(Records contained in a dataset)

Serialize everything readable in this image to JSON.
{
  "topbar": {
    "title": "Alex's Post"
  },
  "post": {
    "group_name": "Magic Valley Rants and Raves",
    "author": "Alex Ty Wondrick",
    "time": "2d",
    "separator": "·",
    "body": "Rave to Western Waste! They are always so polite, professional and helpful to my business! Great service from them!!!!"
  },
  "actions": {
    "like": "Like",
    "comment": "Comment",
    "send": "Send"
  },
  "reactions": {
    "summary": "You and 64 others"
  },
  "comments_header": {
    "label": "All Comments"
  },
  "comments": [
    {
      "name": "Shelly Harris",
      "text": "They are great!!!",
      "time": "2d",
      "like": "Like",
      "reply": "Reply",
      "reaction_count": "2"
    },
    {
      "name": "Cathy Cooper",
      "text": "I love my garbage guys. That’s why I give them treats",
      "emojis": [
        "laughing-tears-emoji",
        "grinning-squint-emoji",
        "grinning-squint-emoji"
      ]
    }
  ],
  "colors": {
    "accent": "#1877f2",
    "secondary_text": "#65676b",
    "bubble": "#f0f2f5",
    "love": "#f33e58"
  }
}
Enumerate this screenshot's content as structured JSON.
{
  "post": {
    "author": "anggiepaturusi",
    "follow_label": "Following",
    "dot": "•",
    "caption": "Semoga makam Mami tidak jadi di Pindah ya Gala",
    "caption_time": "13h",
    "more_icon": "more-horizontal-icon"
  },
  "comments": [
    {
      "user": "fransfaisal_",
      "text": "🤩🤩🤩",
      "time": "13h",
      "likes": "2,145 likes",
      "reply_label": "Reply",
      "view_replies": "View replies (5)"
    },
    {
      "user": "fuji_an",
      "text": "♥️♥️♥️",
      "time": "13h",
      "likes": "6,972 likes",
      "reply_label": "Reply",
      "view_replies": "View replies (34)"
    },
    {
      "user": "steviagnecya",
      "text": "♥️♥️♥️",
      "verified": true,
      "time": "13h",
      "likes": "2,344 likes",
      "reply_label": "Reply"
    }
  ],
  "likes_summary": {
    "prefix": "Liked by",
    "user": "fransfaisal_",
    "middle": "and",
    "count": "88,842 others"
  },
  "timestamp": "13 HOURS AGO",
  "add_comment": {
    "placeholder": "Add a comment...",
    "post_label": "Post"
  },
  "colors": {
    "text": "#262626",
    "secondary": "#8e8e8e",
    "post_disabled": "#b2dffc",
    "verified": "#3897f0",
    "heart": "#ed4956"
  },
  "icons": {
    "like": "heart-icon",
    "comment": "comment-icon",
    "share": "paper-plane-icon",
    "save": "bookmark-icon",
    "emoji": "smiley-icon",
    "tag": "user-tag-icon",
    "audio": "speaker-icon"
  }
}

▸ **Required task**
Copy out each line in the listing that has the word "View".

▸ **Output of the exercise**
      "view_replies": "View replies (5)"
      "view_replies": "View replies (34)"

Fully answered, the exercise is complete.